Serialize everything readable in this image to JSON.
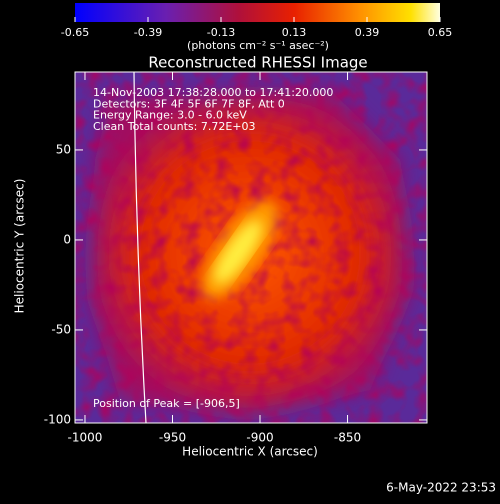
{
  "chart_data": {
    "type": "image",
    "title": "Reconstructed RHESSI Image",
    "xlabel": "Heliocentric X (arcsec)",
    "ylabel": "Heliocentric Y (arcsec)",
    "xlim": [
      -1005.7,
      -804.6
    ],
    "ylim": [
      -101.7,
      93.3
    ],
    "xticks": [
      -1000,
      -950,
      -900,
      -850
    ],
    "yticks": [
      -100,
      -50,
      0,
      50
    ],
    "colorbar": {
      "lim": [
        -0.65,
        0.65
      ],
      "ticks": [
        -0.65,
        -0.39,
        -0.13,
        0.13,
        0.39,
        0.65
      ],
      "label": "(photons cm⁻² s⁻¹ asec⁻²)"
    },
    "annotations": [
      "14-Nov-2003 17:38:28.000 to 17:41:20.000",
      "Detectors: 3F 4F 5F 6F 7F 8F, Att 0",
      "Energy Range: 3.0 - 6.0 keV",
      "Clean     Total counts: 7.72E+03"
    ],
    "peak_label": "Position of Peak = [-906,5]",
    "footer": "6-May-2022 23:53"
  }
}
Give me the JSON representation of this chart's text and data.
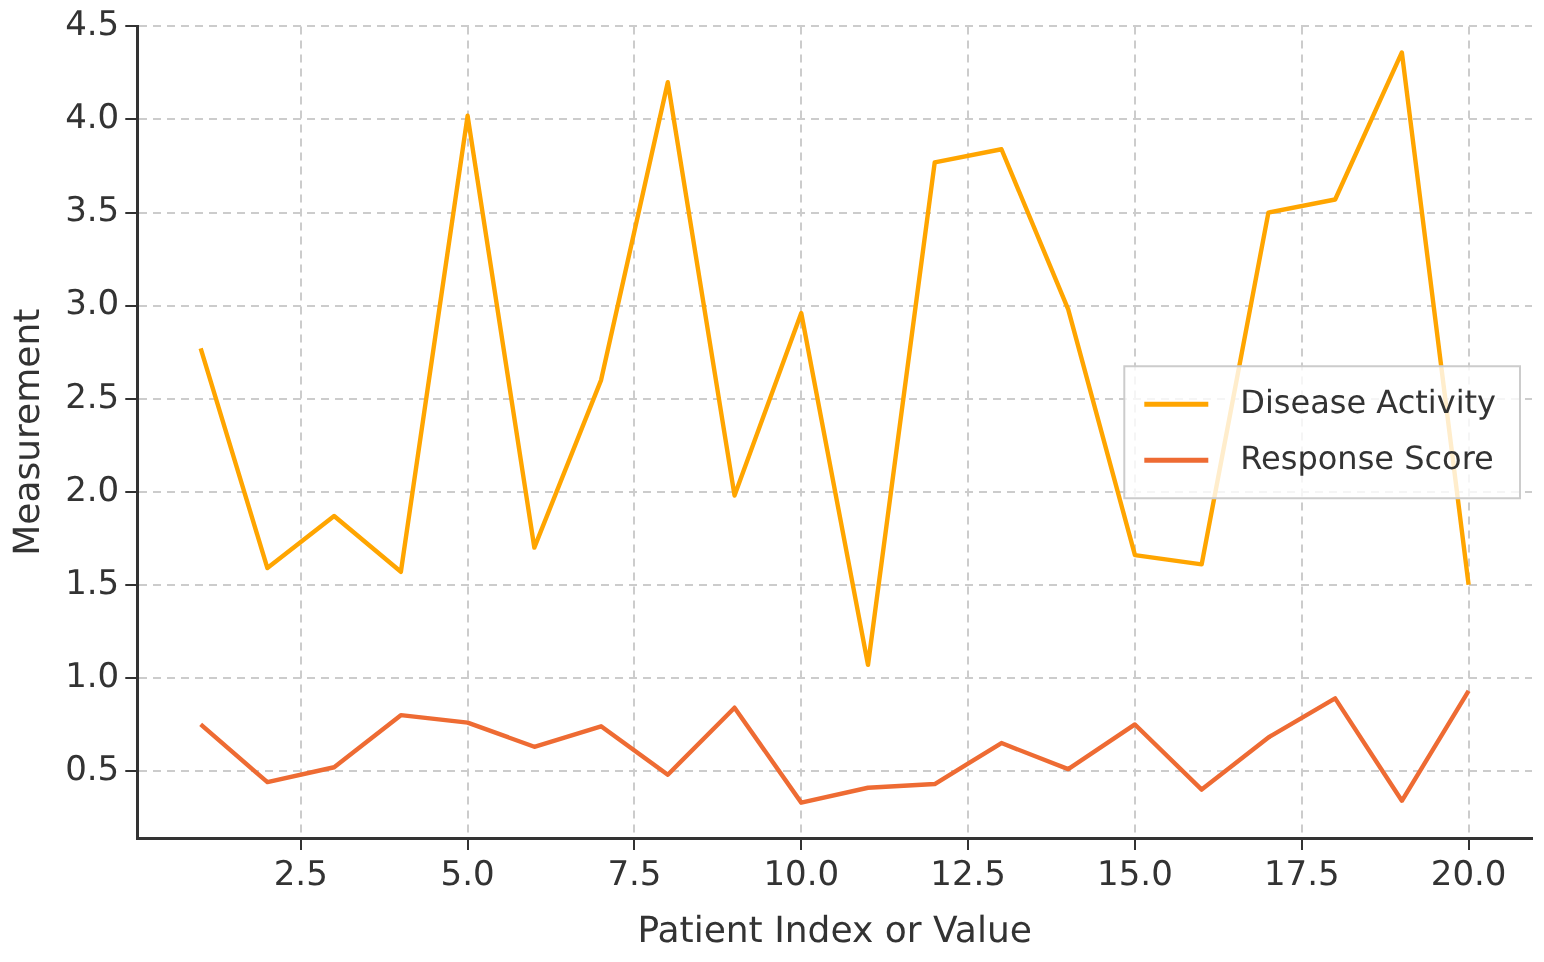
{
  "chart_data": {
    "type": "line",
    "xlabel": "Patient Index or Value",
    "ylabel": "Measurement",
    "x": [
      1,
      2,
      3,
      4,
      5,
      6,
      7,
      8,
      9,
      10,
      11,
      12,
      13,
      14,
      15,
      16,
      17,
      18,
      19,
      20
    ],
    "series": [
      {
        "name": "Disease Activity",
        "color": "#ffa500",
        "values": [
          2.77,
          1.59,
          1.87,
          1.57,
          4.02,
          1.7,
          2.6,
          4.2,
          1.98,
          2.96,
          1.07,
          3.77,
          3.84,
          2.98,
          1.66,
          1.61,
          3.5,
          3.57,
          4.36,
          1.5
        ]
      },
      {
        "name": "Response Score",
        "color": "#ee6b33",
        "values": [
          0.75,
          0.44,
          0.52,
          0.8,
          0.76,
          0.63,
          0.74,
          0.48,
          0.84,
          0.33,
          0.41,
          0.43,
          0.65,
          0.51,
          0.75,
          0.4,
          0.68,
          0.89,
          0.34,
          0.93
        ]
      }
    ],
    "xlim": [
      0.05,
      20.95
    ],
    "xticks": [
      {
        "value": 2.5,
        "label": "2.5"
      },
      {
        "value": 5,
        "label": "5.0"
      },
      {
        "value": 7.5,
        "label": "7.5"
      },
      {
        "value": 10,
        "label": "10.0"
      },
      {
        "value": 12.5,
        "label": "12.5"
      },
      {
        "value": 15,
        "label": "15.0"
      },
      {
        "value": 17.5,
        "label": "17.5"
      },
      {
        "value": 20,
        "label": "20.0"
      }
    ],
    "ylim": [
      0.14,
      4.5
    ],
    "yticks": [
      0.5,
      {
        "value": 1,
        "label": "1.0"
      },
      1.5,
      {
        "value": 2,
        "label": "2.0"
      },
      2.5,
      {
        "value": 3,
        "label": "3.0"
      },
      3.5,
      {
        "value": 4,
        "label": "4.0"
      },
      4.5
    ],
    "grid": true,
    "legend": "right",
    "marker": "none",
    "line_style": "solid"
  }
}
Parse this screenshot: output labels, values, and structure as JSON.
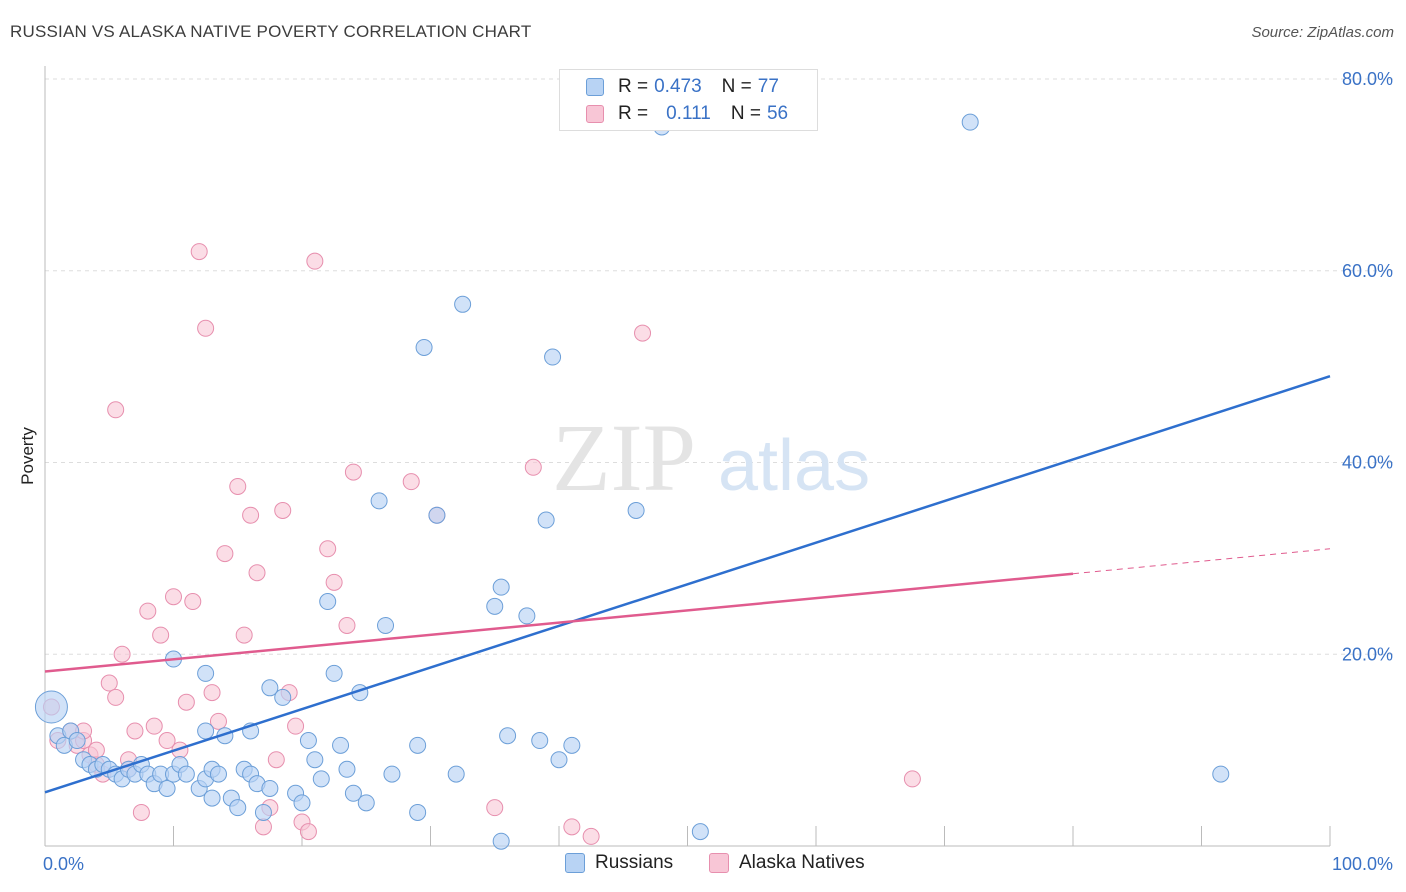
{
  "header": {
    "title": "RUSSIAN VS ALASKA NATIVE POVERTY CORRELATION CHART",
    "source": "Source: ZipAtlas.com"
  },
  "legend": {
    "rows": [
      {
        "r_label": "R =",
        "r_value": "0.473",
        "n_label": "N =",
        "n_value": "77"
      },
      {
        "r_label": "R =",
        "r_value": "0.111",
        "n_label": "N =",
        "n_value": "56"
      }
    ],
    "series_labels": [
      "Russians",
      "Alaska Natives"
    ]
  },
  "watermark": {
    "zip": "ZIP",
    "atlas": "atlas"
  },
  "colors": {
    "russians_fill": "#b8d3f4",
    "russians_stroke": "#6c9fd8",
    "russians_line": "#2e6fce",
    "alaska_fill": "#f8c6d6",
    "alaska_stroke": "#e78fae",
    "alaska_line": "#e05b8e",
    "tick_label": "#3a72c6",
    "grid": "#dddddd"
  },
  "chart_data": {
    "type": "scatter",
    "title": "RUSSIAN VS ALASKA NATIVE POVERTY CORRELATION CHART",
    "xlabel": "",
    "ylabel": "Poverty",
    "xlim": [
      0,
      100
    ],
    "ylim": [
      0,
      80
    ],
    "x_tick_labels": [
      "0.0%",
      "100.0%"
    ],
    "y_ticks": [
      20,
      40,
      60,
      80
    ],
    "y_tick_labels": [
      "20.0%",
      "40.0%",
      "60.0%",
      "80.0%"
    ],
    "grid": true,
    "legend_position": "top-center",
    "series": [
      {
        "name": "Russians",
        "r": 0.473,
        "n": 77,
        "trend": {
          "x": [
            0,
            100
          ],
          "y": [
            5.6,
            49.0
          ]
        },
        "points": [
          [
            0.5,
            14.5
          ],
          [
            1.0,
            11.5
          ],
          [
            1.5,
            10.5
          ],
          [
            2.0,
            12.0
          ],
          [
            2.5,
            11.0
          ],
          [
            3.0,
            9.0
          ],
          [
            3.5,
            8.5
          ],
          [
            4.0,
            8.0
          ],
          [
            4.5,
            8.5
          ],
          [
            5.0,
            8.0
          ],
          [
            5.5,
            7.5
          ],
          [
            6.0,
            7.0
          ],
          [
            6.5,
            8.0
          ],
          [
            7.0,
            7.5
          ],
          [
            7.5,
            8.5
          ],
          [
            8.0,
            7.5
          ],
          [
            8.5,
            6.5
          ],
          [
            9.0,
            7.5
          ],
          [
            9.5,
            6.0
          ],
          [
            10.0,
            7.5
          ],
          [
            10.5,
            8.5
          ],
          [
            11.0,
            7.5
          ],
          [
            12.0,
            6.0
          ],
          [
            12.5,
            7.0
          ],
          [
            13.0,
            8.0
          ],
          [
            13.5,
            7.5
          ],
          [
            10.0,
            19.5
          ],
          [
            12.5,
            18.0
          ],
          [
            12.5,
            12.0
          ],
          [
            13.0,
            5.0
          ],
          [
            14.0,
            11.5
          ],
          [
            14.5,
            5.0
          ],
          [
            15.0,
            4.0
          ],
          [
            15.5,
            8.0
          ],
          [
            16.0,
            7.5
          ],
          [
            16.0,
            12.0
          ],
          [
            16.5,
            6.5
          ],
          [
            17.0,
            3.5
          ],
          [
            17.5,
            6.0
          ],
          [
            17.5,
            16.5
          ],
          [
            18.5,
            15.5
          ],
          [
            19.5,
            5.5
          ],
          [
            20.0,
            4.5
          ],
          [
            20.5,
            11.0
          ],
          [
            21.0,
            9.0
          ],
          [
            21.5,
            7.0
          ],
          [
            22.0,
            25.5
          ],
          [
            22.5,
            18.0
          ],
          [
            23.0,
            10.5
          ],
          [
            23.5,
            8.0
          ],
          [
            24.0,
            5.5
          ],
          [
            24.5,
            16.0
          ],
          [
            25.0,
            4.5
          ],
          [
            26.0,
            36.0
          ],
          [
            26.5,
            23.0
          ],
          [
            27.0,
            7.5
          ],
          [
            29.0,
            10.5
          ],
          [
            29.0,
            3.5
          ],
          [
            29.5,
            52.0
          ],
          [
            30.5,
            34.5
          ],
          [
            32.0,
            7.5
          ],
          [
            32.5,
            56.5
          ],
          [
            35.5,
            0.5
          ],
          [
            35.0,
            25.0
          ],
          [
            35.5,
            27.0
          ],
          [
            36.0,
            11.5
          ],
          [
            37.5,
            24.0
          ],
          [
            38.5,
            11.0
          ],
          [
            39.0,
            34.0
          ],
          [
            39.5,
            51.0
          ],
          [
            40.0,
            9.0
          ],
          [
            41.0,
            10.5
          ],
          [
            46.0,
            35.0
          ],
          [
            48.0,
            75.0
          ],
          [
            51.0,
            1.5
          ],
          [
            72.0,
            75.5
          ],
          [
            91.5,
            7.5
          ]
        ]
      },
      {
        "name": "Alaska Natives",
        "r": 0.111,
        "n": 56,
        "trend": {
          "x": [
            0,
            80
          ],
          "y": [
            18.2,
            28.4
          ]
        },
        "trend_extension": {
          "x": [
            80,
            100
          ],
          "y": [
            28.4,
            31.0
          ]
        },
        "points": [
          [
            0.5,
            14.5
          ],
          [
            1.0,
            11.0
          ],
          [
            2.0,
            12.0
          ],
          [
            2.5,
            10.5
          ],
          [
            3.0,
            11.0
          ],
          [
            3.5,
            9.5
          ],
          [
            4.0,
            8.5
          ],
          [
            4.5,
            7.5
          ],
          [
            5.0,
            17.0
          ],
          [
            5.5,
            15.5
          ],
          [
            6.0,
            20.0
          ],
          [
            6.5,
            9.0
          ],
          [
            7.0,
            12.0
          ],
          [
            7.5,
            3.5
          ],
          [
            8.0,
            24.5
          ],
          [
            8.5,
            12.5
          ],
          [
            9.0,
            22.0
          ],
          [
            9.5,
            11.0
          ],
          [
            10.0,
            26.0
          ],
          [
            10.5,
            10.0
          ],
          [
            11.0,
            15.0
          ],
          [
            11.5,
            25.5
          ],
          [
            12.0,
            62.0
          ],
          [
            12.5,
            54.0
          ],
          [
            13.0,
            16.0
          ],
          [
            13.5,
            13.0
          ],
          [
            14.0,
            30.5
          ],
          [
            15.0,
            37.5
          ],
          [
            15.5,
            22.0
          ],
          [
            16.0,
            34.5
          ],
          [
            16.5,
            28.5
          ],
          [
            17.0,
            2.0
          ],
          [
            17.5,
            4.0
          ],
          [
            18.0,
            9.0
          ],
          [
            18.5,
            35.0
          ],
          [
            19.0,
            16.0
          ],
          [
            19.5,
            12.5
          ],
          [
            20.0,
            2.5
          ],
          [
            20.5,
            1.5
          ],
          [
            21.0,
            61.0
          ],
          [
            22.0,
            31.0
          ],
          [
            22.5,
            27.5
          ],
          [
            23.5,
            23.0
          ],
          [
            24.0,
            39.0
          ],
          [
            5.5,
            45.5
          ],
          [
            28.5,
            38.0
          ],
          [
            30.5,
            34.5
          ],
          [
            35.0,
            4.0
          ],
          [
            38.0,
            39.5
          ],
          [
            41.0,
            2.0
          ],
          [
            42.5,
            1.0
          ],
          [
            46.5,
            53.5
          ],
          [
            67.5,
            7.0
          ],
          [
            3.0,
            12.0
          ],
          [
            4.0,
            10.0
          ],
          [
            6.5,
            8.0
          ]
        ]
      }
    ]
  }
}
┄┄┄┄┄┄
#### [Exercise directions]
Please list every line of the records that contains "Natives".

#### [Written answer]
      "Alaska Natives"
        "name": "Alaska Natives",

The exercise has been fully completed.